▸ **Records provided**:

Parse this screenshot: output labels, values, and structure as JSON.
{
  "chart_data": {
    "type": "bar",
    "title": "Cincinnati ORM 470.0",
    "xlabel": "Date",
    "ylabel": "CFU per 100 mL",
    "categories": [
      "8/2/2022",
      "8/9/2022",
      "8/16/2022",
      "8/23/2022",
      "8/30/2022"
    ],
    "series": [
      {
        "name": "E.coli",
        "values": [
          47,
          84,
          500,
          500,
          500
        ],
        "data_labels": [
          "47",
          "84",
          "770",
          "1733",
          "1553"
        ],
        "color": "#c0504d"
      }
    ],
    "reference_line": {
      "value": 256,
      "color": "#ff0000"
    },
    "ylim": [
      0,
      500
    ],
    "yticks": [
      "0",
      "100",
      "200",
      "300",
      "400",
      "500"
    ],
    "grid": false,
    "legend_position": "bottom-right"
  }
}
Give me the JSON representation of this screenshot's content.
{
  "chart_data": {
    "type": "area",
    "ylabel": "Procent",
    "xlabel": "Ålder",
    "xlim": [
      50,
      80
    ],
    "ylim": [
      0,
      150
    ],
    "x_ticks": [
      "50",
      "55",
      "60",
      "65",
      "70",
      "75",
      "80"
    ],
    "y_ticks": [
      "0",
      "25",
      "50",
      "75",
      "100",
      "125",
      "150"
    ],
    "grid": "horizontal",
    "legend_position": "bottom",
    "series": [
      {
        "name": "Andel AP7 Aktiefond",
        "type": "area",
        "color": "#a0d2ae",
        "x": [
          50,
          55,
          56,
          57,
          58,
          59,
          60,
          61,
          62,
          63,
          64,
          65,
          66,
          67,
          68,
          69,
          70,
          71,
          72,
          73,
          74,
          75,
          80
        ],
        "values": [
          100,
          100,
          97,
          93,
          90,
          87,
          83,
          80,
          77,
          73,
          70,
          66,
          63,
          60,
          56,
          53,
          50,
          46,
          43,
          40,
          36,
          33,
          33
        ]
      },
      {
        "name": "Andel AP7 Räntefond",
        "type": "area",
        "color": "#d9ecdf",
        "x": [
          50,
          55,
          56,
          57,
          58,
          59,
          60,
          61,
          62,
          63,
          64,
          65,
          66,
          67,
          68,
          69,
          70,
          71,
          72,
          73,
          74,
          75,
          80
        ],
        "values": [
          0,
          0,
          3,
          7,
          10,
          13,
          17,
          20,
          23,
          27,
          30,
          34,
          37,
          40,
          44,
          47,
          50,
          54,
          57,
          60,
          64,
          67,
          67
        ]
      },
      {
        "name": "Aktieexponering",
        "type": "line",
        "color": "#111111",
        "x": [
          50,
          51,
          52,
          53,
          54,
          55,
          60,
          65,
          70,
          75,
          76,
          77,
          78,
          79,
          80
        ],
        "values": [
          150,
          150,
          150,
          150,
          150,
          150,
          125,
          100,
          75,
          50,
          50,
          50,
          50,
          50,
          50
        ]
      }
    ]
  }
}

▸ **Challenge**: In the records above, find each line that holds the word "name"; copy all such lines.

▸ **Problem solution**:
        "name": "E.coli",
        "name": "Andel AP7 Aktiefond",
        "name": "Andel AP7 Räntefond",
        "name": "Aktieexponering",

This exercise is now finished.